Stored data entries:
[start]

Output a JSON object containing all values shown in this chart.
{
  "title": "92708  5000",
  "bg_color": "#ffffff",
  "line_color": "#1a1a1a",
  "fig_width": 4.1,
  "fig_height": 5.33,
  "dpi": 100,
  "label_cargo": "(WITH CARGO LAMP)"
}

[end]

• What this task involves: Write out the full listing, keeping every line exactly as it is.

• Solution to this exercise:
Output a JSON object containing all values shown in this chart.
{
  "title": "92708  5000",
  "bg_color": "#ffffff",
  "line_color": "#1a1a1a",
  "fig_width": 4.1,
  "fig_height": 5.33,
  "dpi": 100,
  "label_cargo": "(WITH CARGO LAMP)"
}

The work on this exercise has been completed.